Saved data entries

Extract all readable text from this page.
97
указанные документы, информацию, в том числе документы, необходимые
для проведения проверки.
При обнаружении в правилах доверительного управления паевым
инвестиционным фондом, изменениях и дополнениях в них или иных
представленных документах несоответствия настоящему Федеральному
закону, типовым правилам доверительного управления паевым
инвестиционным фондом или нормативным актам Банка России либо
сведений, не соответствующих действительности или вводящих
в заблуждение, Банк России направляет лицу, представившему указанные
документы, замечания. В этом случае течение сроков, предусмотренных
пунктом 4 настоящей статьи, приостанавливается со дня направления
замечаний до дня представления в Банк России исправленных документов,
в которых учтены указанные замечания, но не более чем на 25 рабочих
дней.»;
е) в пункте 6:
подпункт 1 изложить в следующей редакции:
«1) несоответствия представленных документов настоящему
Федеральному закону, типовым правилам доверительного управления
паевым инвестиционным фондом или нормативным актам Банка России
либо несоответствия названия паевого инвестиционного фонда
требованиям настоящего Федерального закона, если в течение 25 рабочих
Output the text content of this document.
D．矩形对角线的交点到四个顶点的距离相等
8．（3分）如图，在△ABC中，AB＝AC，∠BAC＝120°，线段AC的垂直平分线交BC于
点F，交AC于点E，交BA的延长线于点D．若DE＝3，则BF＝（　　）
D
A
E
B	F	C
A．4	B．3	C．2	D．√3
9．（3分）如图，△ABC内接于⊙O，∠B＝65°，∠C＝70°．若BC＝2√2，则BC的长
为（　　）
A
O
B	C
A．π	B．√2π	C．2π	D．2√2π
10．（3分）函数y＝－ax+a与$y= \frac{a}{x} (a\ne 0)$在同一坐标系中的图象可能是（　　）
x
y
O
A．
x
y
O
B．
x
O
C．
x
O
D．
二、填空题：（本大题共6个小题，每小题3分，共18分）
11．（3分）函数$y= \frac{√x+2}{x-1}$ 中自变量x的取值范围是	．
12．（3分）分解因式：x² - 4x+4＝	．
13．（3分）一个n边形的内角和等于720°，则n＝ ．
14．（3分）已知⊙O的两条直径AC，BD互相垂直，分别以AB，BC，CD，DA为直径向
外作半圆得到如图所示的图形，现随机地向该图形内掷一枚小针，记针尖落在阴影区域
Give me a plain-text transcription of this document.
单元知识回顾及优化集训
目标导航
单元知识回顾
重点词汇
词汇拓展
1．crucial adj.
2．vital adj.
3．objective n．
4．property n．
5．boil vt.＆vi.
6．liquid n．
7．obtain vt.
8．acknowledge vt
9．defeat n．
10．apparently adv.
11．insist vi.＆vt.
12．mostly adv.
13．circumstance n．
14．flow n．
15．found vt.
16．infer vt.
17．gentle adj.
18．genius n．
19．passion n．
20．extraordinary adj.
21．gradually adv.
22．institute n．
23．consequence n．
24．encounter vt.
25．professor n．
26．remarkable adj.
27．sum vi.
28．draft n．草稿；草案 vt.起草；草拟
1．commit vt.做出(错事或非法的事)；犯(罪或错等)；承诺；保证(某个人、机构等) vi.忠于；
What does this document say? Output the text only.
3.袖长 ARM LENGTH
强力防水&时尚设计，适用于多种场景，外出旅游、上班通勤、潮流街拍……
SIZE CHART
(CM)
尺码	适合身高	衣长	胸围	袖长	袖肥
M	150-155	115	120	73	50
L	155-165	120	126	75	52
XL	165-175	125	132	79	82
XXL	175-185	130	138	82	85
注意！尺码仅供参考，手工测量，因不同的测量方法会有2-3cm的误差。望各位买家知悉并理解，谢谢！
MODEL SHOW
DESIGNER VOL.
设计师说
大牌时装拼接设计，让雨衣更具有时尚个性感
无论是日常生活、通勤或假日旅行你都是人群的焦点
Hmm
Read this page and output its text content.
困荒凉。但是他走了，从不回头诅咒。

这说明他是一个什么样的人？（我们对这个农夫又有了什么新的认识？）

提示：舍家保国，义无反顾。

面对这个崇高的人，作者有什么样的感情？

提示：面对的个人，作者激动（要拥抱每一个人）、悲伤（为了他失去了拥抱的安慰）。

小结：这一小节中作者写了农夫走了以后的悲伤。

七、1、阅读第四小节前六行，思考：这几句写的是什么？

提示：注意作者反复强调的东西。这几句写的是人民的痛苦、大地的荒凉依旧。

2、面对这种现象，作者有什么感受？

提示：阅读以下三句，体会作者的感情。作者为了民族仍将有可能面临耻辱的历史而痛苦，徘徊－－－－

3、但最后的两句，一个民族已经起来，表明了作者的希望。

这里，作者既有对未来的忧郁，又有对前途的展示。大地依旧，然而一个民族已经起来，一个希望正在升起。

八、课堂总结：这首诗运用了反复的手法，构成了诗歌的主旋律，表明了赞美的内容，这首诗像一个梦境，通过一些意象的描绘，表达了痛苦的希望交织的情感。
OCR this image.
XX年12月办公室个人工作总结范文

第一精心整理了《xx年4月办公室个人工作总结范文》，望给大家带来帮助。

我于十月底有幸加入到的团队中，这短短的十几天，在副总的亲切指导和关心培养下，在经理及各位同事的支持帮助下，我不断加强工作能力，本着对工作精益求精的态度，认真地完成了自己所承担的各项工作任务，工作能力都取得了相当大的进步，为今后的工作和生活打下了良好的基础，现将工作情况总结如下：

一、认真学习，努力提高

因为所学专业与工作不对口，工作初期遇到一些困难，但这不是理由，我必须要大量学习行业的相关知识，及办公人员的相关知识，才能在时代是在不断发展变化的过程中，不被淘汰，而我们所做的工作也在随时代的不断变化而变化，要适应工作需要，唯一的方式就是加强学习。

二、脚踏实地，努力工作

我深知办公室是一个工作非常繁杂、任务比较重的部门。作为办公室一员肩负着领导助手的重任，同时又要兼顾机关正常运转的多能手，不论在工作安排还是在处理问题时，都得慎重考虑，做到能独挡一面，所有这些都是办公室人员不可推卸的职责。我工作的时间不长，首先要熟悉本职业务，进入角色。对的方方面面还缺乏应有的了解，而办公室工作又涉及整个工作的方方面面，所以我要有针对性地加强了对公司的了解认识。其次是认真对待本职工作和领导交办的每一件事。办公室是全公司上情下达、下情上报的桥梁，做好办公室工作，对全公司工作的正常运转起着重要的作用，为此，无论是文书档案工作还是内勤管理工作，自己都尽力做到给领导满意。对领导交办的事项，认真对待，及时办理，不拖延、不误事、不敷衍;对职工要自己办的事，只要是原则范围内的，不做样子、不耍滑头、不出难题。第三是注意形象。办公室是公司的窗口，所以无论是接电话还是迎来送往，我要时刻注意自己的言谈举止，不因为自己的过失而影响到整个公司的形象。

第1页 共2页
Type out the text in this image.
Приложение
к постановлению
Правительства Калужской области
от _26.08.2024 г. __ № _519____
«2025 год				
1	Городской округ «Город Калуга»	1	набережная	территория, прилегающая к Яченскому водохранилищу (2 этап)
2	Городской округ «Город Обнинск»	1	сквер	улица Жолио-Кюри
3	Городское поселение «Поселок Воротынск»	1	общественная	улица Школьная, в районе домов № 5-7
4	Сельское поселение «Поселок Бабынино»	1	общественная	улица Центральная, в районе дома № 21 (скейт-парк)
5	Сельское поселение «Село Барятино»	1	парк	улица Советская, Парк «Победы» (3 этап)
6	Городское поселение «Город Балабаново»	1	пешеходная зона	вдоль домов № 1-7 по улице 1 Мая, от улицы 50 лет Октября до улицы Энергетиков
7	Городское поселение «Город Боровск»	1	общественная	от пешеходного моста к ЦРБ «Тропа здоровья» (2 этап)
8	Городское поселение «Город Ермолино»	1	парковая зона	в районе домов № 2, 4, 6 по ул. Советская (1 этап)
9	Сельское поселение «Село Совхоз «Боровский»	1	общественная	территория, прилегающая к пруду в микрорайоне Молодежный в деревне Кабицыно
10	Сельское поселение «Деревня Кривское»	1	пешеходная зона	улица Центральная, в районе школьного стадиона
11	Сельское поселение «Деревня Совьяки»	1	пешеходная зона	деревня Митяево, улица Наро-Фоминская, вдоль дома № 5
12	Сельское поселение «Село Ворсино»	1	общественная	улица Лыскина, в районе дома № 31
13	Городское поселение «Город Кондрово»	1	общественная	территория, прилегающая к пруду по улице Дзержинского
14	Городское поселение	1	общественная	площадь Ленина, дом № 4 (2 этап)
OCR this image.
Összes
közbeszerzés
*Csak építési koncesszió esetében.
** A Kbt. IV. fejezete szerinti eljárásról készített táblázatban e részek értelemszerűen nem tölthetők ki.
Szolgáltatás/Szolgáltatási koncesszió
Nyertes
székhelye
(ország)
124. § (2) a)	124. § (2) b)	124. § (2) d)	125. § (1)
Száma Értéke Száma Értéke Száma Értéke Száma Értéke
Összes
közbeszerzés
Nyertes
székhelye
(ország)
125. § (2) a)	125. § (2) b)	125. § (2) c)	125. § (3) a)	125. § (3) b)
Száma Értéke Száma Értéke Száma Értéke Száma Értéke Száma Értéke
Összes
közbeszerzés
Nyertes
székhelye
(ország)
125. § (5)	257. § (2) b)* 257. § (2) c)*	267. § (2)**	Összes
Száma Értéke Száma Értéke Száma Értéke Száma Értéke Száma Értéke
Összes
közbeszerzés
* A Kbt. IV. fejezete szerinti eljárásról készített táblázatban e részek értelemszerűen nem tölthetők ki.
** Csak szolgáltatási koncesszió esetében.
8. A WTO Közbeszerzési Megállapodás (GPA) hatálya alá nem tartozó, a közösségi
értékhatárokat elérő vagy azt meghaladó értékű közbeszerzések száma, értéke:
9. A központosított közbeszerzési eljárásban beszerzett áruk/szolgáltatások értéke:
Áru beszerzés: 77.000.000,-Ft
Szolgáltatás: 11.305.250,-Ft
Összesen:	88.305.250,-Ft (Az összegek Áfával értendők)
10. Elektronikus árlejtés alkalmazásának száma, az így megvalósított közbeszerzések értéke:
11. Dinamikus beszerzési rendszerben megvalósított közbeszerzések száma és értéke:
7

§ **Task description**
Go through the records. Copy each line where "Центральная" appears.

§ **The reply**
4	Сельское поселение «Поселок Бабынино»	1	общественная	улица Центральная, в районе дома № 21 (скейт-парк)
10	Сельское поселение «Деревня Кривское»	1	пешеходная зона	улица Центральная, в районе школьного стадиона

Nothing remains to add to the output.